_Records to use_
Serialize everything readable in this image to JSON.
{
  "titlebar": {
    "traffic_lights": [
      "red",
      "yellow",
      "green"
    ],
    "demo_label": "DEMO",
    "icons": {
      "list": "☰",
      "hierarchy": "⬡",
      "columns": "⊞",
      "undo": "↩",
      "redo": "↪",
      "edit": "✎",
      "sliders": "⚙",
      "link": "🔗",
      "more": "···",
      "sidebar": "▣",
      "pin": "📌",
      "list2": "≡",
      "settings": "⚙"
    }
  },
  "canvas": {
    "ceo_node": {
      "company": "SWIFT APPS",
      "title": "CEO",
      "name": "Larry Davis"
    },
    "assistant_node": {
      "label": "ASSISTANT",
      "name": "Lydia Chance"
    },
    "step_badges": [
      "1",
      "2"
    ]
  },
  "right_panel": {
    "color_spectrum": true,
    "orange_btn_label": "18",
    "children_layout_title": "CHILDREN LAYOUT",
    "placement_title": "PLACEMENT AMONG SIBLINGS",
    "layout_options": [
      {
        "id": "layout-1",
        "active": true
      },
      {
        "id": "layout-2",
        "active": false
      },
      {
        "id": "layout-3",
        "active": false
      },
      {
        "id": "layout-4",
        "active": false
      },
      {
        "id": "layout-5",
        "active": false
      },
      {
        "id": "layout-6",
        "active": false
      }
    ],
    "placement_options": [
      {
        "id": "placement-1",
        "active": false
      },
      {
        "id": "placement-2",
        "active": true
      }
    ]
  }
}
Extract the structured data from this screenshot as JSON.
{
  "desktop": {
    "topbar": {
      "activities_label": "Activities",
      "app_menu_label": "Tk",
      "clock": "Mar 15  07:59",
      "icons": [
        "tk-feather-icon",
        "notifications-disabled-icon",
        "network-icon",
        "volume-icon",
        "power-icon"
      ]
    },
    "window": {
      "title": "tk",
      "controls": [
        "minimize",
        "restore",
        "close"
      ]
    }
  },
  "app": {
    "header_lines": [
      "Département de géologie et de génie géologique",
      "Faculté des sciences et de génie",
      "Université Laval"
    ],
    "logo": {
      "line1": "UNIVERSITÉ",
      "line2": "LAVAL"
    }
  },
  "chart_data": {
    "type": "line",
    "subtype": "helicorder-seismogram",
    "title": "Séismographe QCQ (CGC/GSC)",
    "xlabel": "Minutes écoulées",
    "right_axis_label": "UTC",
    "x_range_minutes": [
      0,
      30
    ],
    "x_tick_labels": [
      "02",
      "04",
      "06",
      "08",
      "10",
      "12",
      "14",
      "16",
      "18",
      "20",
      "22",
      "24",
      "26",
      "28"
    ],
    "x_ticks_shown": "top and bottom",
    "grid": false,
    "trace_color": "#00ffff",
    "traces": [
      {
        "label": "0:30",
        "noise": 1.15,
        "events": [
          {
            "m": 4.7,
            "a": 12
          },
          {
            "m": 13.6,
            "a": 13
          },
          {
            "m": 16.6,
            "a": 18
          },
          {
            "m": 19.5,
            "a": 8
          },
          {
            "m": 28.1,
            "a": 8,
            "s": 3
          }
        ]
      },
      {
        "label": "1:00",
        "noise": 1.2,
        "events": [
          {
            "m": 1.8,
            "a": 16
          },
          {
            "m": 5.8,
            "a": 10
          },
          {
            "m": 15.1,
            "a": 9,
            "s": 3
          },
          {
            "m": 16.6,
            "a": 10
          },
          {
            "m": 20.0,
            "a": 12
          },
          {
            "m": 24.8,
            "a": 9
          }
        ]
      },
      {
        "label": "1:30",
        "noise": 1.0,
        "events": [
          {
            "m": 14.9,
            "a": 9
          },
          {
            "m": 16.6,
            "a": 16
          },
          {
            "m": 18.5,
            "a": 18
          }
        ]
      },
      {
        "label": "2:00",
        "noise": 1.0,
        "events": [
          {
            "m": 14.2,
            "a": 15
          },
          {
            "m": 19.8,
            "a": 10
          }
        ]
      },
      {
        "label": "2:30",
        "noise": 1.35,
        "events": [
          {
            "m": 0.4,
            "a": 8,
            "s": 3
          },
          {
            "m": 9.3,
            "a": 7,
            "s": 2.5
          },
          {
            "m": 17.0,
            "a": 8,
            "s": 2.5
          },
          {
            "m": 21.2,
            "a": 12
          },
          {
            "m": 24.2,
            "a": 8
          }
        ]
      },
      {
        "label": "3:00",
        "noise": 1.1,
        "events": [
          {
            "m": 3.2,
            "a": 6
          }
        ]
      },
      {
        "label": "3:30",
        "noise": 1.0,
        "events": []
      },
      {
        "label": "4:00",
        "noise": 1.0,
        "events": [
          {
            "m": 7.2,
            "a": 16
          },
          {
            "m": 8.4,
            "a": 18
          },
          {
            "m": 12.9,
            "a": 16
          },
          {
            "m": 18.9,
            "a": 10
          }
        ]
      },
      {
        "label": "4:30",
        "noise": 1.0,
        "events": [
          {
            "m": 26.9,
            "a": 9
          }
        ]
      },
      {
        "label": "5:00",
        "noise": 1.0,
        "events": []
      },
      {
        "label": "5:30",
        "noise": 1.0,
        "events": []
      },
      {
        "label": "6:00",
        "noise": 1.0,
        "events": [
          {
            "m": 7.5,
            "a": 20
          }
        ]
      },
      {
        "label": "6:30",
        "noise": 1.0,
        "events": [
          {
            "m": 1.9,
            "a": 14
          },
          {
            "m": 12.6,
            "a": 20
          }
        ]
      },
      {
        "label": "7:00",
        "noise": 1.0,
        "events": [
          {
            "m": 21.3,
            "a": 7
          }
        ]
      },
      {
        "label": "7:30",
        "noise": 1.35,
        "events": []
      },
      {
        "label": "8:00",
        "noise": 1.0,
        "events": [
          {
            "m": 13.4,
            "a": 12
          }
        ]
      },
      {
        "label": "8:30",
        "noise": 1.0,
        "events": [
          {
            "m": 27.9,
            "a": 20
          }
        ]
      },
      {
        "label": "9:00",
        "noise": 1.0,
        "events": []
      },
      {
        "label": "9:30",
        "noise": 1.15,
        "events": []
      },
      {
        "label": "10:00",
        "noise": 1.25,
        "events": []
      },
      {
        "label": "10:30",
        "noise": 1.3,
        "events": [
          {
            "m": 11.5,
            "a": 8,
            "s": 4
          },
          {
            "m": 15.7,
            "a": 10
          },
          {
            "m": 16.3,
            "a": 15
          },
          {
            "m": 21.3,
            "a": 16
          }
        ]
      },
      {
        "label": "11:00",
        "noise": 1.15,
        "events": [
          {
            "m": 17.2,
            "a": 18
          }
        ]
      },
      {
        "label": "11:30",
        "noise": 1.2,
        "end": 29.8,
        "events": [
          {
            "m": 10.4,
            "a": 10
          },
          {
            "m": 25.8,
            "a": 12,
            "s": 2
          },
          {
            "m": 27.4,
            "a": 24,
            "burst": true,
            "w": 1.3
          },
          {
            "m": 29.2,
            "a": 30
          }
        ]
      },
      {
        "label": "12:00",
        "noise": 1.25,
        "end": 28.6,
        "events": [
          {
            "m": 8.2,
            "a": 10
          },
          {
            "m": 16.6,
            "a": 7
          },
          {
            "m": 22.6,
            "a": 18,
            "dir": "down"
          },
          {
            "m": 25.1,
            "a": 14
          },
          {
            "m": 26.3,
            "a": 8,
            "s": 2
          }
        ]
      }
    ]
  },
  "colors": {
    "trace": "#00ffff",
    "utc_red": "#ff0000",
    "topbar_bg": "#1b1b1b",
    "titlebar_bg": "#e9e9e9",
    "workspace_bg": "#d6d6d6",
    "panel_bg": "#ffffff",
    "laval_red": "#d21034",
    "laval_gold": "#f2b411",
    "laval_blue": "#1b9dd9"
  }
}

_What you are asked to do_
Copy the material above back out, exactly as written.

_Finished task_
Serialize everything readable in this image to JSON.
{
  "titlebar": {
    "traffic_lights": [
      "red",
      "yellow",
      "green"
    ],
    "demo_label": "DEMO",
    "icons": {
      "list": "☰",
      "hierarchy": "⬡",
      "columns": "⊞",
      "undo": "↩",
      "redo": "↪",
      "edit": "✎",
      "sliders": "⚙",
      "link": "🔗",
      "more": "···",
      "sidebar": "▣",
      "pin": "📌",
      "list2": "≡",
      "settings": "⚙"
    }
  },
  "canvas": {
    "ceo_node": {
      "company": "SWIFT APPS",
      "title": "CEO",
      "name": "Larry Davis"
    },
    "assistant_node": {
      "label": "ASSISTANT",
      "name": "Lydia Chance"
    },
    "step_badges": [
      "1",
      "2"
    ]
  },
  "right_panel": {
    "color_spectrum": true,
    "orange_btn_label": "18",
    "children_layout_title": "CHILDREN LAYOUT",
    "placement_title": "PLACEMENT AMONG SIBLINGS",
    "layout_options": [
      {
        "id": "layout-1",
        "active": true
      },
      {
        "id": "layout-2",
        "active": false
      },
      {
        "id": "layout-3",
        "active": false
      },
      {
        "id": "layout-4",
        "active": false
      },
      {
        "id": "layout-5",
        "active": false
      },
      {
        "id": "layout-6",
        "active": false
      }
    ],
    "placement_options": [
      {
        "id": "placement-1",
        "active": false
      },
      {
        "id": "placement-2",
        "active": true
      }
    ]
  }
}
Extract the structured data from this screenshot as JSON.
{
  "desktop": {
    "topbar": {
      "activities_label": "Activities",
      "app_menu_label": "Tk",
      "clock": "Mar 15  07:59",
      "icons": [
        "tk-feather-icon",
        "notifications-disabled-icon",
        "network-icon",
        "volume-icon",
        "power-icon"
      ]
    },
    "window": {
      "title": "tk",
      "controls": [
        "minimize",
        "restore",
        "close"
      ]
    }
  },
  "app": {
    "header_lines": [
      "Département de géologie et de génie géologique",
      "Faculté des sciences et de génie",
      "Université Laval"
    ],
    "logo": {
      "line1": "UNIVERSITÉ",
      "line2": "LAVAL"
    }
  },
  "chart_data": {
    "type": "line",
    "subtype": "helicorder-seismogram",
    "title": "Séismographe QCQ (CGC/GSC)",
    "xlabel": "Minutes écoulées",
    "right_axis_label": "UTC",
    "x_range_minutes": [
      0,
      30
    ],
    "x_tick_labels": [
      "02",
      "04",
      "06",
      "08",
      "10",
      "12",
      "14",
      "16",
      "18",
      "20",
      "22",
      "24",
      "26",
      "28"
    ],
    "x_ticks_shown": "top and bottom",
    "grid": false,
    "trace_color": "#00ffff",
    "traces": [
      {
        "label": "0:30",
        "noise": 1.15,
        "events": [
          {
            "m": 4.7,
            "a": 12
          },
          {
            "m": 13.6,
            "a": 13
          },
          {
            "m": 16.6,
            "a": 18
          },
          {
            "m": 19.5,
            "a": 8
          },
          {
            "m": 28.1,
            "a": 8,
            "s": 3
          }
        ]
      },
      {
        "label": "1:00",
        "noise": 1.2,
        "events": [
          {
            "m": 1.8,
            "a": 16
          },
          {
            "m": 5.8,
            "a": 10
          },
          {
            "m": 15.1,
            "a": 9,
            "s": 3
          },
          {
            "m": 16.6,
            "a": 10
          },
          {
            "m": 20.0,
            "a": 12
          },
          {
            "m": 24.8,
            "a": 9
          }
        ]
      },
      {
        "label": "1:30",
        "noise": 1.0,
        "events": [
          {
            "m": 14.9,
            "a": 9
          },
          {
            "m": 16.6,
            "a": 16
          },
          {
            "m": 18.5,
            "a": 18
          }
        ]
      },
      {
        "label": "2:00",
        "noise": 1.0,
        "events": [
          {
            "m": 14.2,
            "a": 15
          },
          {
            "m": 19.8,
            "a": 10
          }
        ]
      },
      {
        "label": "2:30",
        "noise": 1.35,
        "events": [
          {
            "m": 0.4,
            "a": 8,
            "s": 3
          },
          {
            "m": 9.3,
            "a": 7,
            "s": 2.5
          },
          {
            "m": 17.0,
            "a": 8,
            "s": 2.5
          },
          {
            "m": 21.2,
            "a": 12
          },
          {
            "m": 24.2,
            "a": 8
          }
        ]
      },
      {
        "label": "3:00",
        "noise": 1.1,
        "events": [
          {
            "m": 3.2,
            "a": 6
          }
        ]
      },
      {
        "label": "3:30",
        "noise": 1.0,
        "events": []
      },
      {
        "label": "4:00",
        "noise": 1.0,
        "events": [
          {
            "m": 7.2,
            "a": 16
          },
          {
            "m": 8.4,
            "a": 18
          },
          {
            "m": 12.9,
            "a": 16
          },
          {
            "m": 18.9,
            "a": 10
          }
        ]
      },
      {
        "label": "4:30",
        "noise": 1.0,
        "events": [
          {
            "m": 26.9,
            "a": 9
          }
        ]
      },
      {
        "label": "5:00",
        "noise": 1.0,
        "events": []
      },
      {
        "label": "5:30",
        "noise": 1.0,
        "events": []
      },
      {
        "label": "6:00",
        "noise": 1.0,
        "events": [
          {
            "m": 7.5,
            "a": 20
          }
        ]
      },
      {
        "label": "6:30",
        "noise": 1.0,
        "events": [
          {
            "m": 1.9,
            "a": 14
          },
          {
            "m": 12.6,
            "a": 20
          }
        ]
      },
      {
        "label": "7:00",
        "noise": 1.0,
        "events": [
          {
            "m": 21.3,
            "a": 7
          }
        ]
      },
      {
        "label": "7:30",
        "noise": 1.35,
        "events": []
      },
      {
        "label": "8:00",
        "noise": 1.0,
        "events": [
          {
            "m": 13.4,
            "a": 12
          }
        ]
      },
      {
        "label": "8:30",
        "noise": 1.0,
        "events": [
          {
            "m": 27.9,
            "a": 20
          }
        ]
      },
      {
        "label": "9:00",
        "noise": 1.0,
        "events": []
      },
      {
        "label": "9:30",
        "noise": 1.15,
        "events": []
      },
      {
        "label": "10:00",
        "noise": 1.25,
        "events": []
      },
      {
        "label": "10:30",
        "noise": 1.3,
        "events": [
          {
            "m": 11.5,
            "a": 8,
            "s": 4
          },
          {
            "m": 15.7,
            "a": 10
          },
          {
            "m": 16.3,
            "a": 15
          },
          {
            "m": 21.3,
            "a": 16
          }
        ]
      },
      {
        "label": "11:00",
        "noise": 1.15,
        "events": [
          {
            "m": 17.2,
            "a": 18
          }
        ]
      },
      {
        "label": "11:30",
        "noise": 1.2,
        "end": 29.8,
        "events": [
          {
            "m": 10.4,
            "a": 10
          },
          {
            "m": 25.8,
            "a": 12,
            "s": 2
          },
          {
            "m": 27.4,
            "a": 24,
            "burst": true,
            "w": 1.3
          },
          {
            "m": 29.2,
            "a": 30
          }
        ]
      },
      {
        "label": "12:00",
        "noise": 1.25,
        "end": 28.6,
        "events": [
          {
            "m": 8.2,
            "a": 10
          },
          {
            "m": 16.6,
            "a": 7
          },
          {
            "m": 22.6,
            "a": 18,
            "dir": "down"
          },
          {
            "m": 25.1,
            "a": 14
          },
          {
            "m": 26.3,
            "a": 8,
            "s": 2
          }
        ]
      }
    ]
  },
  "colors": {
    "trace": "#00ffff",
    "utc_red": "#ff0000",
    "topbar_bg": "#1b1b1b",
    "titlebar_bg": "#e9e9e9",
    "workspace_bg": "#d6d6d6",
    "panel_bg": "#ffffff",
    "laval_red": "#d21034",
    "laval_gold": "#f2b411",
    "laval_blue": "#1b9dd9"
  }
}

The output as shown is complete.